Stated problem => Locate each line in the records containing "league". Copy it.

Saved entries =>
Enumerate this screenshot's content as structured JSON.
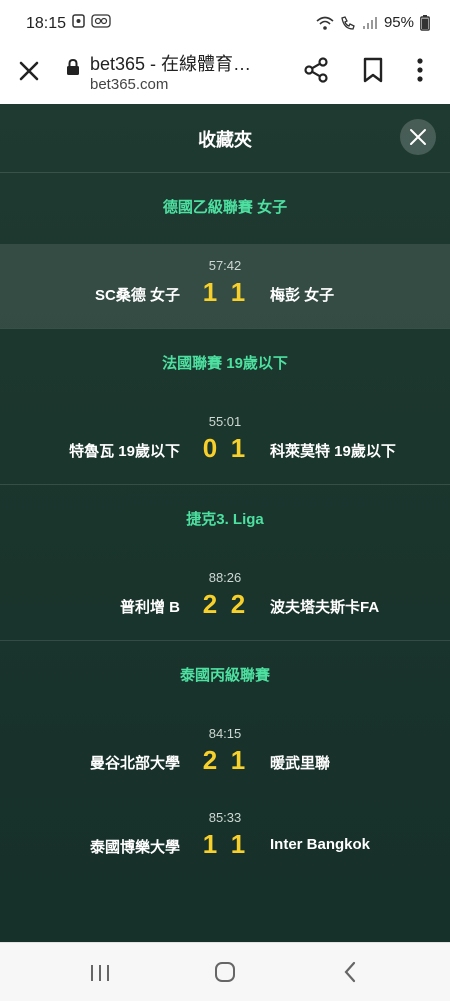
{
  "status_bar": {
    "time": "18:15",
    "battery": "95%",
    "icons": [
      "wifi-icon",
      "call-icon",
      "signal-icon",
      "battery-icon"
    ]
  },
  "browser": {
    "title": "bet365 - 在線體育…",
    "url": "bet365.com"
  },
  "favorites": {
    "title": "收藏夾",
    "sections": [
      {
        "league": "德國乙級聯賽 女子",
        "matches": [
          {
            "time": "57:42",
            "home": "SC桑德 女子",
            "home_score": "1",
            "away_score": "1",
            "away": "梅彭 女子"
          }
        ]
      },
      {
        "league": "法國聯賽 19歲以下",
        "matches": [
          {
            "time": "55:01",
            "home": "特魯瓦 19歲以下",
            "home_score": "0",
            "away_score": "1",
            "away": "科萊莫特 19歲以下"
          }
        ]
      },
      {
        "league": "捷克3. Liga",
        "matches": [
          {
            "time": "88:26",
            "home": "普利增 B",
            "home_score": "2",
            "away_score": "2",
            "away": "波夫塔夫斯卡FA"
          }
        ]
      },
      {
        "league": "泰國丙級聯賽",
        "matches": [
          {
            "time": "84:15",
            "home": "曼谷北部大學",
            "home_score": "2",
            "away_score": "1",
            "away": "暖武里聯"
          },
          {
            "time": "85:33",
            "home": "泰國博樂大學",
            "home_score": "1",
            "away_score": "1",
            "away": "Inter Bangkok"
          }
        ]
      }
    ]
  },
  "colors": {
    "background": "#1b362d",
    "league": "#4de0a1",
    "score": "#f8d02c"
  }
}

Response for this exercise =>
        "league": "德國乙級聯賽 女子",
        "league": "法國聯賽 19歲以下",
        "league": "捷克3. Liga",
        "league": "泰國丙級聯賽",
    "league": "#4de0a1",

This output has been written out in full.